#### EXCERPTED RECORDS ####

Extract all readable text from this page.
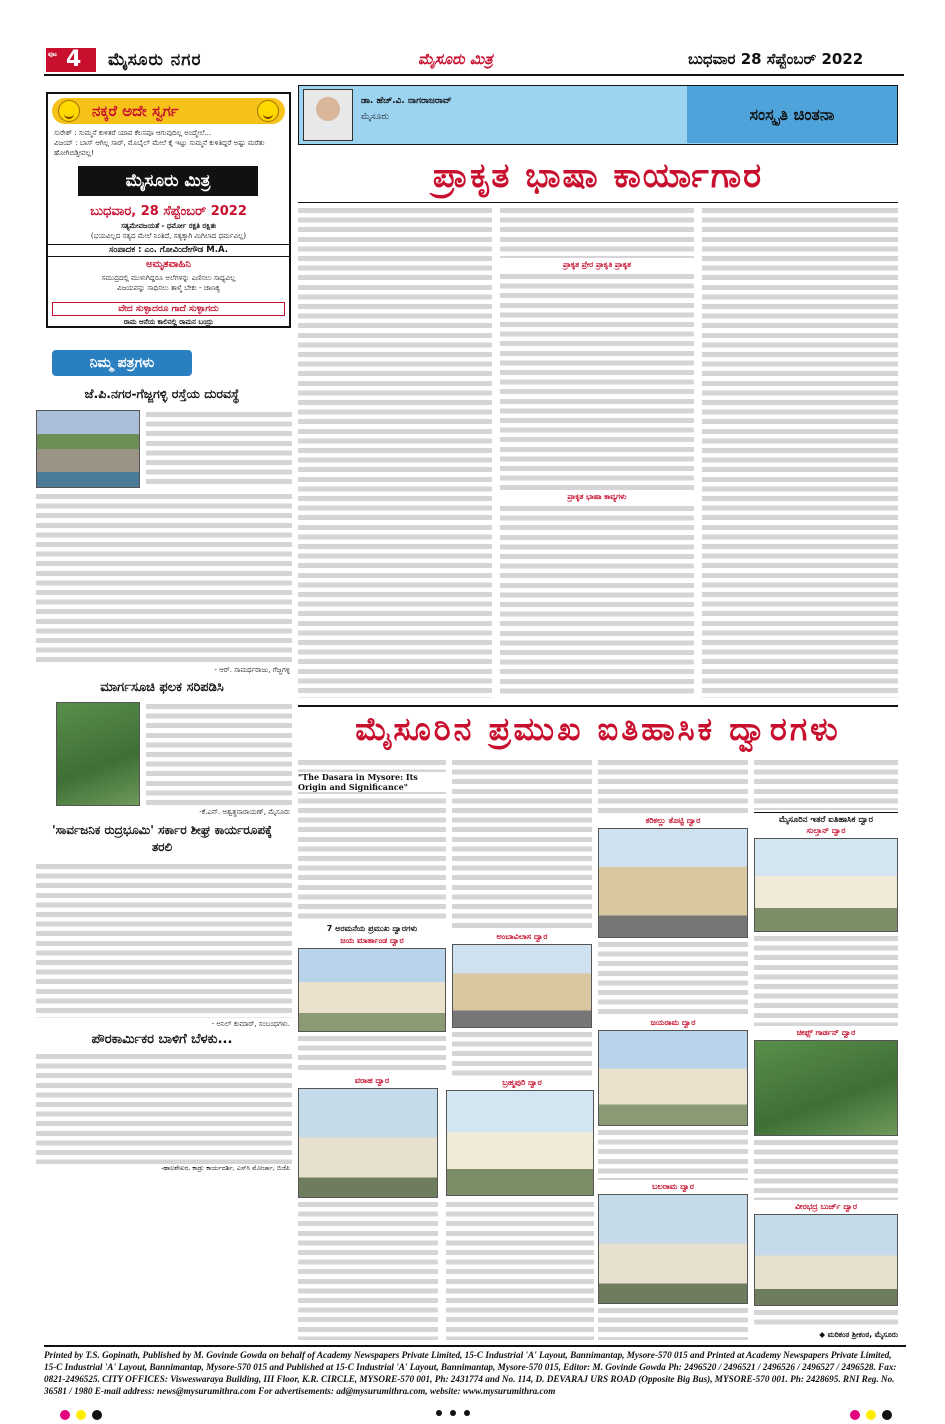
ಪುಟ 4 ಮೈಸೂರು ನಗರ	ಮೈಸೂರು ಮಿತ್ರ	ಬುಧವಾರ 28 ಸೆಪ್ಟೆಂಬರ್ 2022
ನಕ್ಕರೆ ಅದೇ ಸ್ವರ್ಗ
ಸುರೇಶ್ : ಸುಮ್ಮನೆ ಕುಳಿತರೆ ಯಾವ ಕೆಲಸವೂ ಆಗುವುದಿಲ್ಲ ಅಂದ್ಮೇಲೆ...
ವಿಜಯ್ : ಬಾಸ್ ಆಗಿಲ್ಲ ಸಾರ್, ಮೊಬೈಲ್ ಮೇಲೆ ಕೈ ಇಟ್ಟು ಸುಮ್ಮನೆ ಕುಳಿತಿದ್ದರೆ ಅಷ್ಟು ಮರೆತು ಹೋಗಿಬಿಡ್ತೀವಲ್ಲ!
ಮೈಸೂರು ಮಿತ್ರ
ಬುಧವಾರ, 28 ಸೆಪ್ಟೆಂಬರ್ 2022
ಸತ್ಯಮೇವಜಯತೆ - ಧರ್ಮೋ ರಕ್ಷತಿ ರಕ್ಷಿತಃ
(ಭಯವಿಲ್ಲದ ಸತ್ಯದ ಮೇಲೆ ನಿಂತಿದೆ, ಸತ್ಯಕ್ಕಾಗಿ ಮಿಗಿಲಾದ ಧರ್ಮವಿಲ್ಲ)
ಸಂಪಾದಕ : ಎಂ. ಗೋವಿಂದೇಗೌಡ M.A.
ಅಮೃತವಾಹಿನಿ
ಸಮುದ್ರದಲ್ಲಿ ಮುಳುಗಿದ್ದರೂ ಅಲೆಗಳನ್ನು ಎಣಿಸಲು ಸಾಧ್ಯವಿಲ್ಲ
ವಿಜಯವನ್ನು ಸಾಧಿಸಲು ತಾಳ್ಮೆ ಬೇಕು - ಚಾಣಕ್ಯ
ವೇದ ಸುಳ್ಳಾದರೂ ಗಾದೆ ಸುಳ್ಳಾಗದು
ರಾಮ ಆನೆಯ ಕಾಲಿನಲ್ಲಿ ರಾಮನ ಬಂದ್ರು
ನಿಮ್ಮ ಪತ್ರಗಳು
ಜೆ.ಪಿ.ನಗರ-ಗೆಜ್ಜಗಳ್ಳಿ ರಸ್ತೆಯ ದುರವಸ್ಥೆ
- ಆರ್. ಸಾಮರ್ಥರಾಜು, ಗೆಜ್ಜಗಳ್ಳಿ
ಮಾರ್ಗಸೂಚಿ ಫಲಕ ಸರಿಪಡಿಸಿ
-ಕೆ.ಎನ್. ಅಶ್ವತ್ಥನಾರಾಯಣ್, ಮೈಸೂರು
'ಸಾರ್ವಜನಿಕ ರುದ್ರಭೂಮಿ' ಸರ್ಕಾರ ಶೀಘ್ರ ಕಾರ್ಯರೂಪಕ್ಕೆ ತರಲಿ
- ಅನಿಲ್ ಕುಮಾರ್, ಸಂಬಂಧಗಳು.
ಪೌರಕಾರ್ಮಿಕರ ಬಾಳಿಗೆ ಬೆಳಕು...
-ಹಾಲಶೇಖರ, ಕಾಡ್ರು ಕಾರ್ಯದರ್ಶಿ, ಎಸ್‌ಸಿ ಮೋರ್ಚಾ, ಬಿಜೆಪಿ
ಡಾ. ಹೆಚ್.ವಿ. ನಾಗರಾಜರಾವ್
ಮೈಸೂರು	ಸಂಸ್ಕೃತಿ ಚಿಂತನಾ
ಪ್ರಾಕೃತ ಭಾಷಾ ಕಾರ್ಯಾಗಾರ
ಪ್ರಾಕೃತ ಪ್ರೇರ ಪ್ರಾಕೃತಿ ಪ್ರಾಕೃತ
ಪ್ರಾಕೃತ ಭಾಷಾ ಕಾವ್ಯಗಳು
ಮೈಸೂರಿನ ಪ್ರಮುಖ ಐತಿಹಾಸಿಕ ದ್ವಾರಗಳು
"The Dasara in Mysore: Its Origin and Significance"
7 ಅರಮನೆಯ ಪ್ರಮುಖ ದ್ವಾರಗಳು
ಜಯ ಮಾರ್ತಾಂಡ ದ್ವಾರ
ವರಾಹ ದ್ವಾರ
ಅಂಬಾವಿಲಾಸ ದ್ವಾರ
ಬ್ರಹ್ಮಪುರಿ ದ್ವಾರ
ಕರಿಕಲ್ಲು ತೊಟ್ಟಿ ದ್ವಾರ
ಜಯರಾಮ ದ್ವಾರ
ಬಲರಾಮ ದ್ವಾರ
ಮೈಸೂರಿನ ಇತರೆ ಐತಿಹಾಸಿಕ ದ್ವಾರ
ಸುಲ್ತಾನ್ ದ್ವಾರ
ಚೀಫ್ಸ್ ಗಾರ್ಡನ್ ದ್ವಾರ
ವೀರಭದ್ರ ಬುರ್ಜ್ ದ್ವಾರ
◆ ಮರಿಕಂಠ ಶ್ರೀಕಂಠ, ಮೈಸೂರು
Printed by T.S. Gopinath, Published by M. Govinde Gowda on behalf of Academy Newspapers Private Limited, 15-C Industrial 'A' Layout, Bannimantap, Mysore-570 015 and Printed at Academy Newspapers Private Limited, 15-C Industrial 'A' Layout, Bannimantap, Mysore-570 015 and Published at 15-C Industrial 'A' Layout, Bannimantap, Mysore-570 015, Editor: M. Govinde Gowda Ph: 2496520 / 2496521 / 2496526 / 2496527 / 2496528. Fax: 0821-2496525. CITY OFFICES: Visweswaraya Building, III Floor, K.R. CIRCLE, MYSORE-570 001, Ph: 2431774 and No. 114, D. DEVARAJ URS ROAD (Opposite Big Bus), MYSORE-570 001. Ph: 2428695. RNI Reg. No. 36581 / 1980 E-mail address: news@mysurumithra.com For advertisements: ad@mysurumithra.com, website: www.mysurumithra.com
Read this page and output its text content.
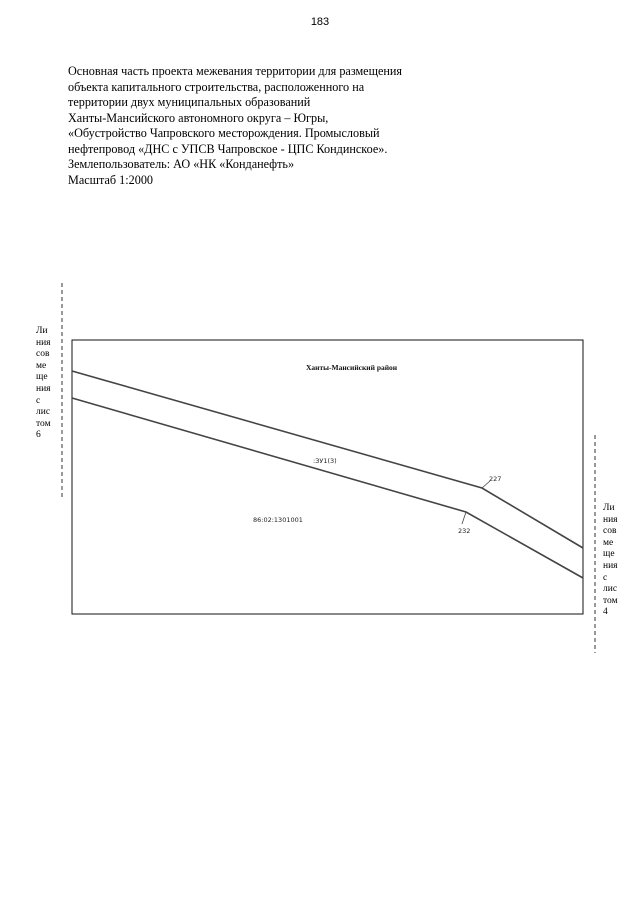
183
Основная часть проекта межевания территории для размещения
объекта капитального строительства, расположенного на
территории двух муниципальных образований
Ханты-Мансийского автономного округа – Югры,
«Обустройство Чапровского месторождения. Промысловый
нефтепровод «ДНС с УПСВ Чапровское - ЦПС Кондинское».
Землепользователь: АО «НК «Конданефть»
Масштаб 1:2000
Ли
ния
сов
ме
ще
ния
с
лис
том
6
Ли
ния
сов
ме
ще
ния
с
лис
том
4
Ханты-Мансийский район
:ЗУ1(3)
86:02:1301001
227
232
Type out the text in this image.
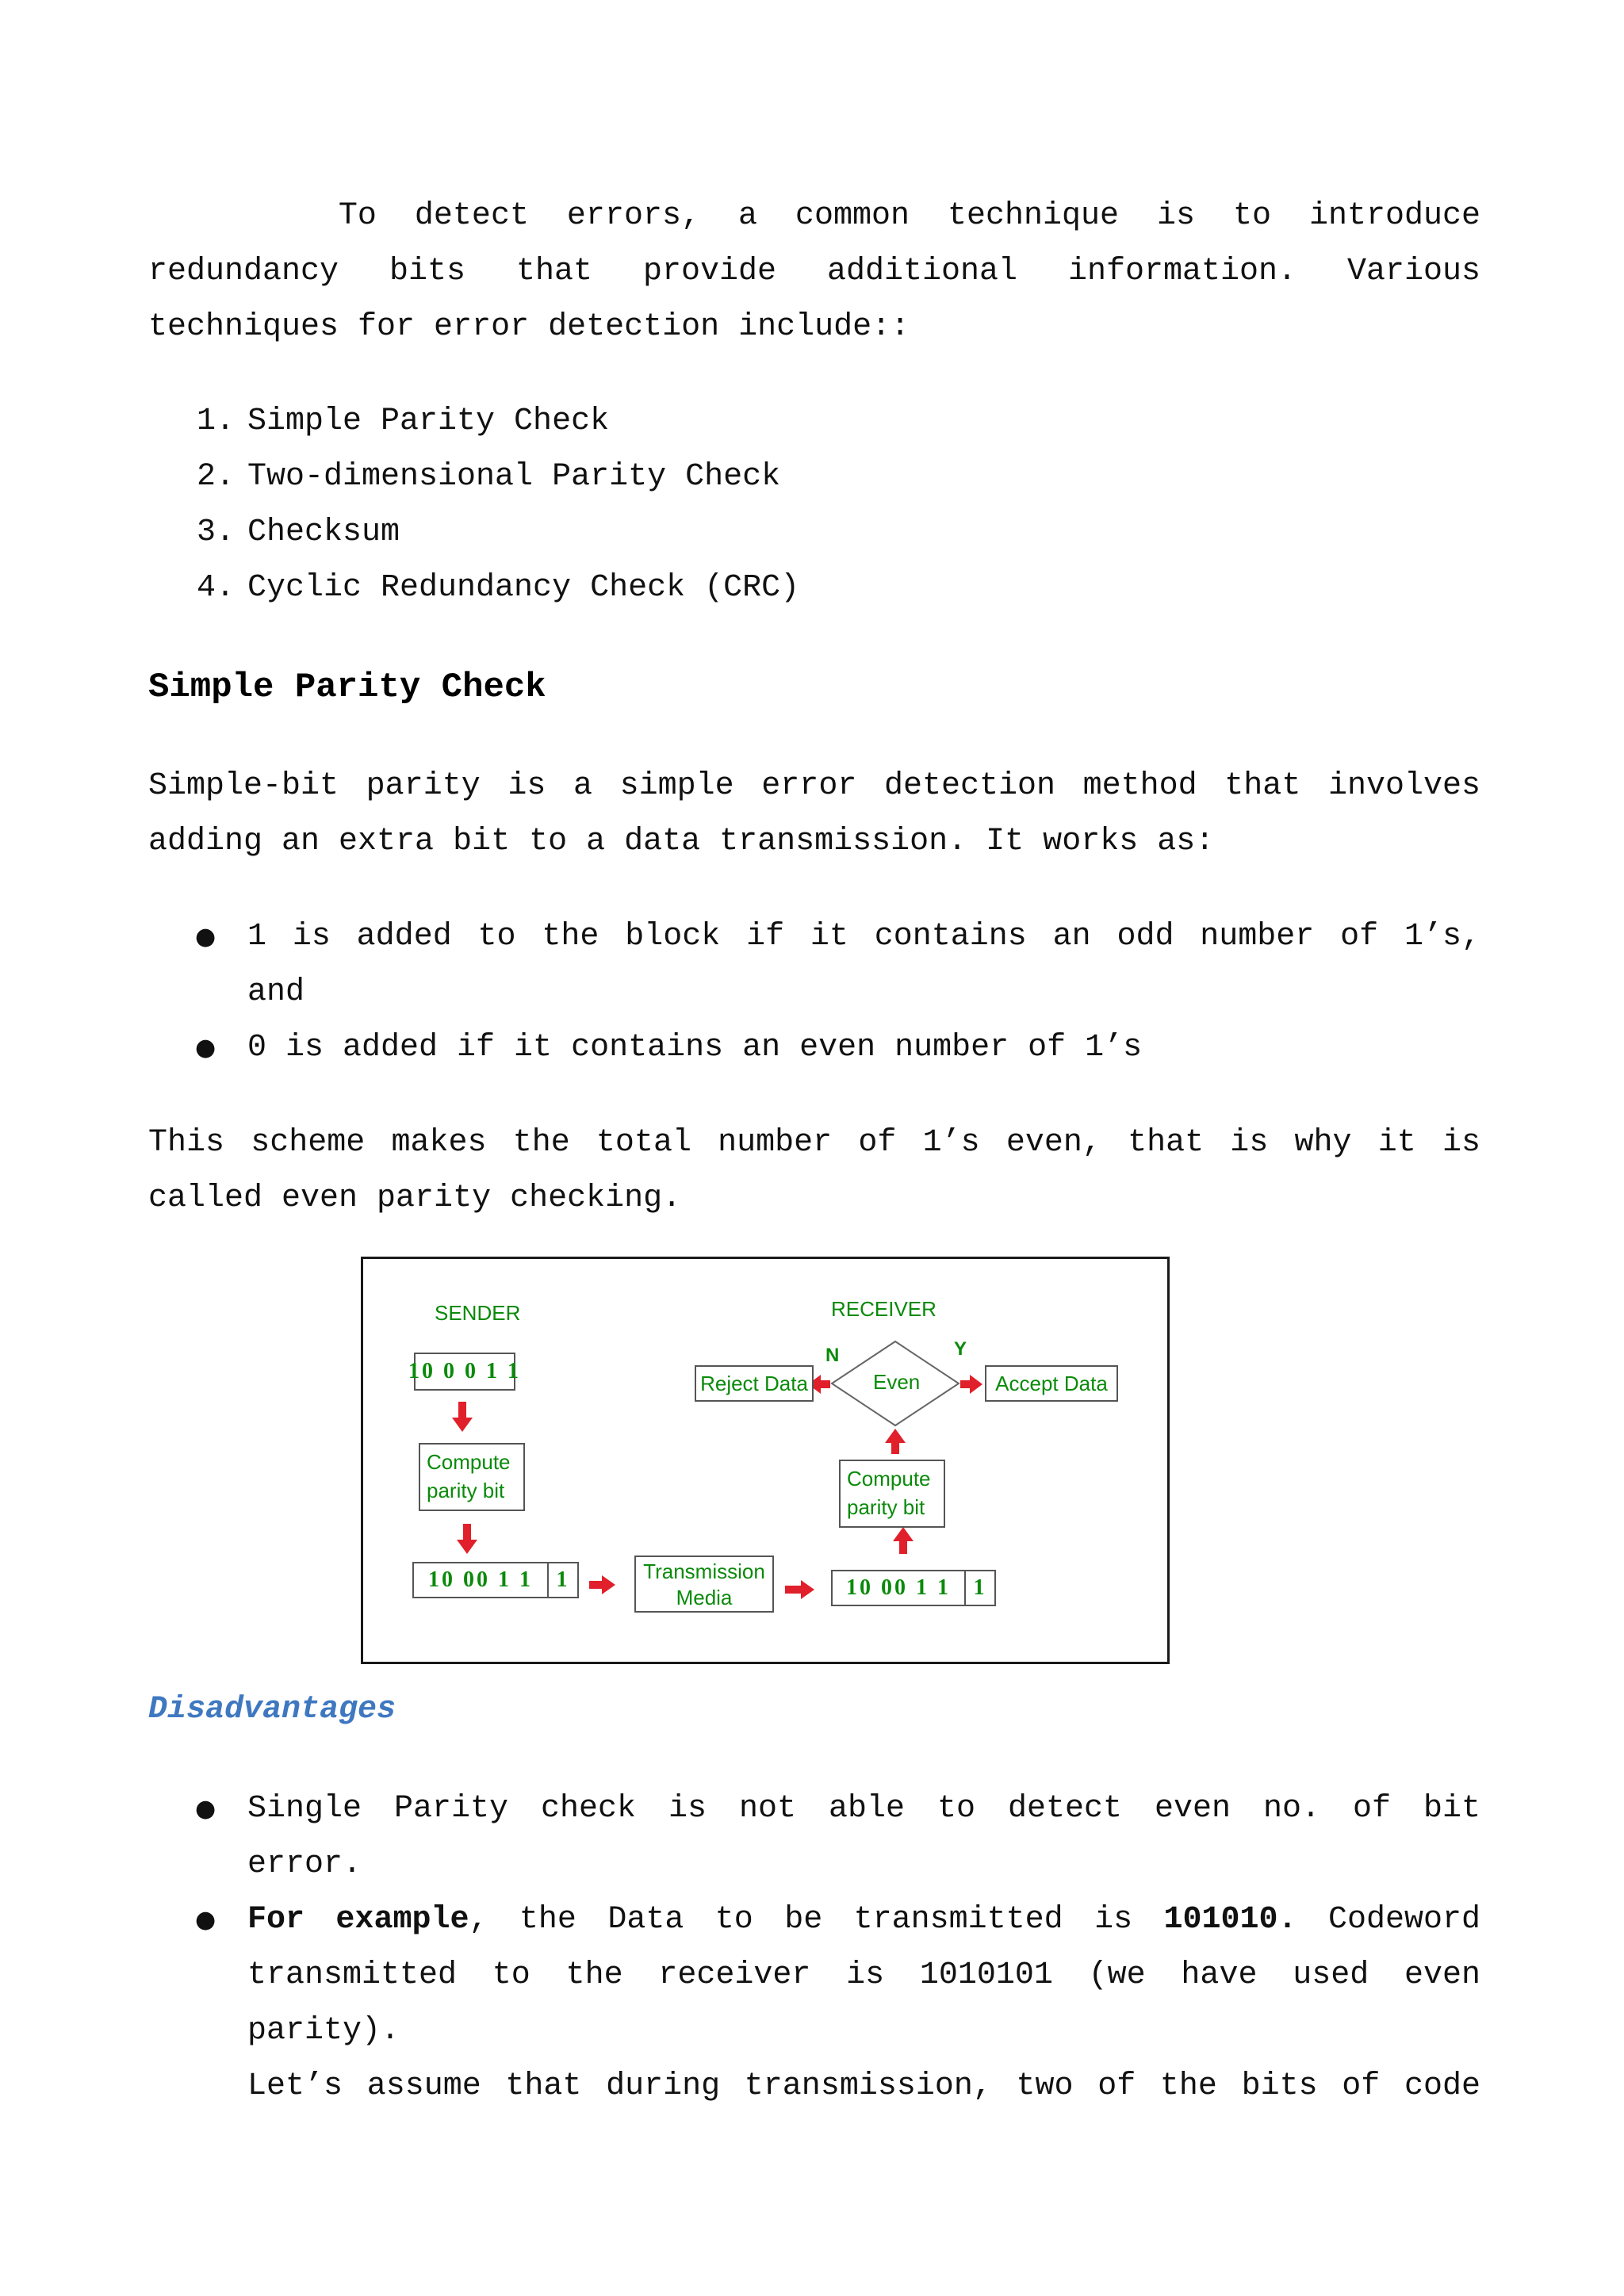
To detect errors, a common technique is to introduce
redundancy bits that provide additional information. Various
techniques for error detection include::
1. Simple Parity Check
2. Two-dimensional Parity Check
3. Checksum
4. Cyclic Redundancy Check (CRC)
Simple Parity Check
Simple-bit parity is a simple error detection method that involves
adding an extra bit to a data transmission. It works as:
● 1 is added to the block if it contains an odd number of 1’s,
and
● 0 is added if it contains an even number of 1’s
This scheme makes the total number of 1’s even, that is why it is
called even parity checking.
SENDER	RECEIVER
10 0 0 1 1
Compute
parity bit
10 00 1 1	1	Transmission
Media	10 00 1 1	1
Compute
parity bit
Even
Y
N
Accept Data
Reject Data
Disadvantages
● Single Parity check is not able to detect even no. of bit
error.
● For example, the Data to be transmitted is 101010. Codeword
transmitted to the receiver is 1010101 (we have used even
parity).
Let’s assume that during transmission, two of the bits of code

####

> _YOUR GOAL_: Provide the number of lines in the data above that contain the string "территории", and nothing else.

> _WRITTEN RESPONSE_: 2